**Direction:**
Retype the lines of the material below, starting at the line that contains "- dim-label-80: 80: [34, 165, 91, 222]" and ending with the last line of the material, both ends included. Omit the pictures.

Visual layout material:

-----

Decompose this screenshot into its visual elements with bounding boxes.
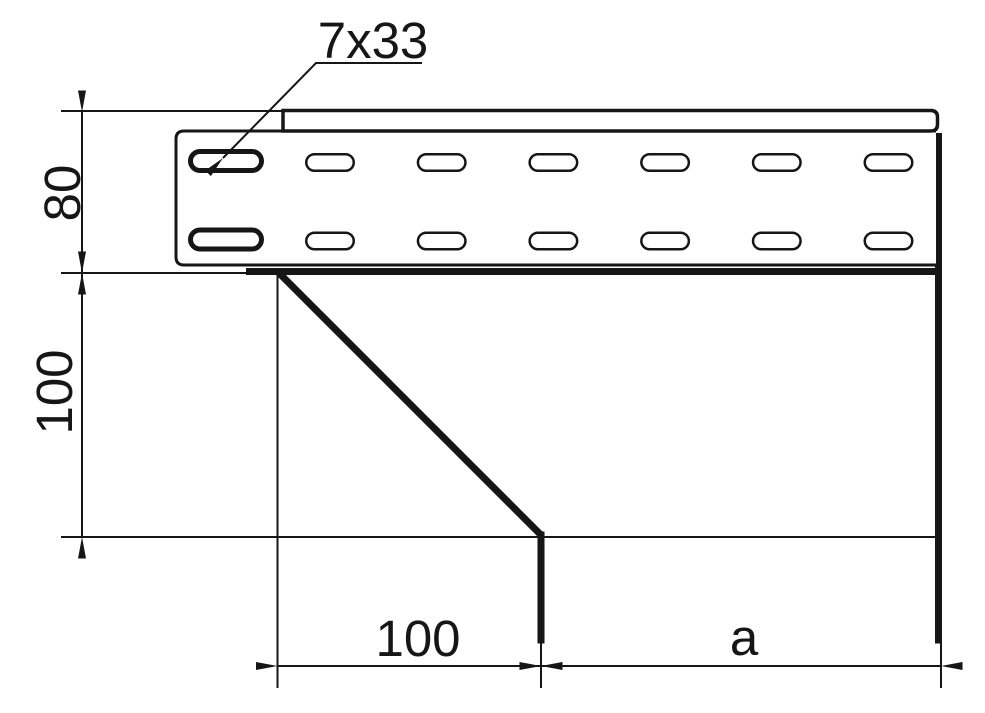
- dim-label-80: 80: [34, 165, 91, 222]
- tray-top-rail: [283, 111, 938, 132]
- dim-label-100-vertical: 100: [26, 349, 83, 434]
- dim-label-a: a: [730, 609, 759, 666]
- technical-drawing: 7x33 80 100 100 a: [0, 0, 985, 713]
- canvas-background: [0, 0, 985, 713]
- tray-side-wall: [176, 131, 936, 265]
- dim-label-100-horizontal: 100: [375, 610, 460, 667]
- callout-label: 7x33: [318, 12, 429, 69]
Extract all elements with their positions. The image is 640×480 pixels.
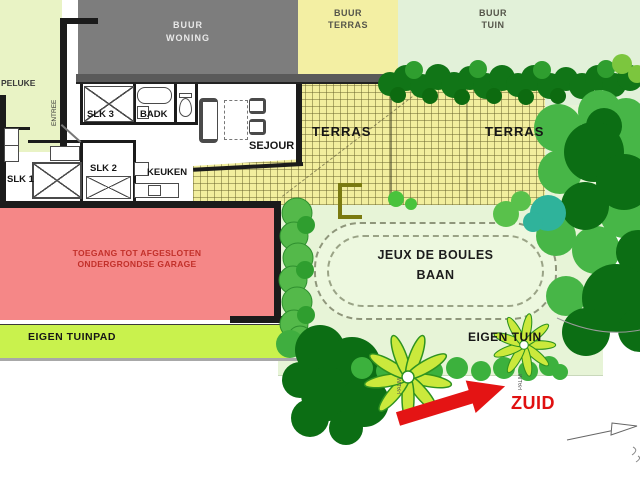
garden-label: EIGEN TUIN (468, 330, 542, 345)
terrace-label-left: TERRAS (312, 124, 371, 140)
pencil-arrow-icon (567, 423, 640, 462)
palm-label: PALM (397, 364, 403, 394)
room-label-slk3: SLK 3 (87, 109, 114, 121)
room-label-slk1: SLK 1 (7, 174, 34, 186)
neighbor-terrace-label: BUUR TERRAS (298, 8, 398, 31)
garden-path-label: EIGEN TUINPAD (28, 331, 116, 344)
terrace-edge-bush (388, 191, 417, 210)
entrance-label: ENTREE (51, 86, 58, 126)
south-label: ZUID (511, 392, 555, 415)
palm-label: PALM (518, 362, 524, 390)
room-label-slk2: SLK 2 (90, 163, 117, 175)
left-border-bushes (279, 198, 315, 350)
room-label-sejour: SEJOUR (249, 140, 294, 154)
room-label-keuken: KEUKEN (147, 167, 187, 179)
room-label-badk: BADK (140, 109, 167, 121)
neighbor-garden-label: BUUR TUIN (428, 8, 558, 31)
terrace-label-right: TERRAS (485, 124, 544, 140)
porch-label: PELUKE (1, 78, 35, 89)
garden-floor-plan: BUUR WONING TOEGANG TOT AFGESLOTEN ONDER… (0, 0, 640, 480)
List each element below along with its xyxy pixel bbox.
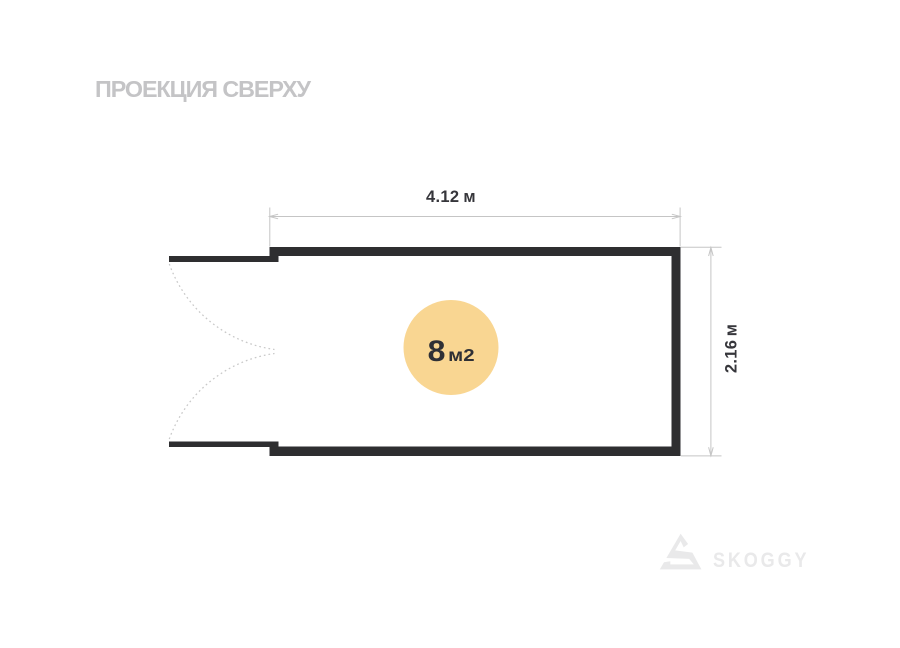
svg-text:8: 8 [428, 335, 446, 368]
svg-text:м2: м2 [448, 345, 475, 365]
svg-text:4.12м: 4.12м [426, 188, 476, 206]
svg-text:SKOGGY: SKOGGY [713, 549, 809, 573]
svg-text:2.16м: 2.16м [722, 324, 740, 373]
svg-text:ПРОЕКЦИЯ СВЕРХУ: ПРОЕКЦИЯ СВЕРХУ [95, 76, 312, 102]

-----

**Output for this task:**
- dim-label-80: 80: [34, 165, 91, 222]
- tray-top-rail: [283, 111, 938, 132]
- dim-label-100-vertical: 100: [26, 349, 83, 434]
- dim-label-a: a: [730, 609, 759, 666]
- technical-drawing: 7x33 80 100 100 a: [0, 0, 985, 713]
- canvas-background: [0, 0, 985, 713]
- tray-side-wall: [176, 131, 936, 265]
- dim-label-100-horizontal: 100: [375, 610, 460, 667]
- callout-label: 7x33: [318, 12, 429, 69]
Extract all elements with their positions. The image is 640×480 pixels.
garden-label: EIGEN TUIN (468, 330, 542, 345)
terrace-label-left: TERRAS (312, 124, 371, 140)
pencil-arrow-icon (567, 423, 640, 462)
palm-label: PALM (397, 364, 403, 394)
room-label-slk3: SLK 3 (87, 109, 114, 121)
room-label-slk1: SLK 1 (7, 174, 34, 186)
neighbor-terrace-label: BUUR TERRAS (298, 8, 398, 31)
garden-path-label: EIGEN TUINPAD (28, 331, 116, 344)
terrace-edge-bush (388, 191, 417, 210)
entrance-label: ENTREE (51, 86, 58, 126)
south-label: ZUID (511, 392, 555, 415)
palm-label: PALM (518, 362, 524, 390)
room-label-slk2: SLK 2 (90, 163, 117, 175)
left-border-bushes (279, 198, 315, 350)
room-label-sejour: SEJOUR (249, 140, 294, 154)
room-label-keuken: KEUKEN (147, 167, 187, 179)
room-label-badk: BADK (140, 109, 167, 121)
neighbor-garden-label: BUUR TUIN (428, 8, 558, 31)
terrace-label-right: TERRAS (485, 124, 544, 140)
porch-label: PELUKE (1, 78, 35, 89)
garden-floor-plan: BUUR WONING TOEGANG TOT AFGESLOTEN ONDER… (0, 0, 640, 480)
List each element below along with its xyxy pixel bbox.
svg-text:8: 8 [428, 335, 446, 368]
svg-text:м2: м2 [448, 345, 475, 365]
svg-text:4.12м: 4.12м [426, 188, 476, 206]
svg-text:SKOGGY: SKOGGY [713, 549, 809, 573]
svg-text:2.16м: 2.16м [722, 324, 740, 373]
svg-text:ПРОЕКЦИЯ СВЕРХУ: ПРОЕКЦИЯ СВЕРХУ [95, 76, 312, 102]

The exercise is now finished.